-------- Data for processing --------

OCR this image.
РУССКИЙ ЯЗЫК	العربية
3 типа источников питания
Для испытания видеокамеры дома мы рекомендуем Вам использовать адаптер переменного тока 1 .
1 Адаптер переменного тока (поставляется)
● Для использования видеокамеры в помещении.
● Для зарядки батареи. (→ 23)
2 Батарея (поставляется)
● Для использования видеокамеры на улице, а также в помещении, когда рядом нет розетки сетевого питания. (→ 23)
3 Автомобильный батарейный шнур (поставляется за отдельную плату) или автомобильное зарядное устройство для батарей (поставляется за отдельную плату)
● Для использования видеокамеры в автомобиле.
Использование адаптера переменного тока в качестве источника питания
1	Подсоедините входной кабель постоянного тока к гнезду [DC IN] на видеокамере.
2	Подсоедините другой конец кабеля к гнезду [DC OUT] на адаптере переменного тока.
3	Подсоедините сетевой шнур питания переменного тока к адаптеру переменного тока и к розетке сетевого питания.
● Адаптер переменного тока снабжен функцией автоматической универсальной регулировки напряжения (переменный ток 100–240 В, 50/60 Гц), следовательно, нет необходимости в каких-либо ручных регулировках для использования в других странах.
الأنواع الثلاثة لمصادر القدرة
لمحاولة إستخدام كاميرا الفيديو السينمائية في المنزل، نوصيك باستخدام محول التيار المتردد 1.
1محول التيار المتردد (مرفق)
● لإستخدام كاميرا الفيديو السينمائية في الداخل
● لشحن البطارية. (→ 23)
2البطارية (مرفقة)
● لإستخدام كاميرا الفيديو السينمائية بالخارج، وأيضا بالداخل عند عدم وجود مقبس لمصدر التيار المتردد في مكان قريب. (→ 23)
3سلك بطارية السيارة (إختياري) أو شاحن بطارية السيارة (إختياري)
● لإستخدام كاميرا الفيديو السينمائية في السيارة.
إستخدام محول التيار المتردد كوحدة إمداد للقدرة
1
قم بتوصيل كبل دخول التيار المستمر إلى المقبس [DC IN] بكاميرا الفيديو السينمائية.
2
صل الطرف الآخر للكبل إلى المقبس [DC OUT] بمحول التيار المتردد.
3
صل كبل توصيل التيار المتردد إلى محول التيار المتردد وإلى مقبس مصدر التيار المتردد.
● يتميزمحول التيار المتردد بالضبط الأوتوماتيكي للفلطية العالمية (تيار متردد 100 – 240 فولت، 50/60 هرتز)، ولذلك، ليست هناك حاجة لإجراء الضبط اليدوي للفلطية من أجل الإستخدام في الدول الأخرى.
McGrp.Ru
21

--------

▶ _Task instructions_
List every line above containing the word "المقبس".

▶ _Problem solution_
قم بتوصيل كبل دخول التيار المستمر إلى المقبس [DC IN] بكاميرا الفيديو السينمائية.
صل الطرف الآخر للكبل إلى المقبس [DC OUT] بمحول التيار المتردد.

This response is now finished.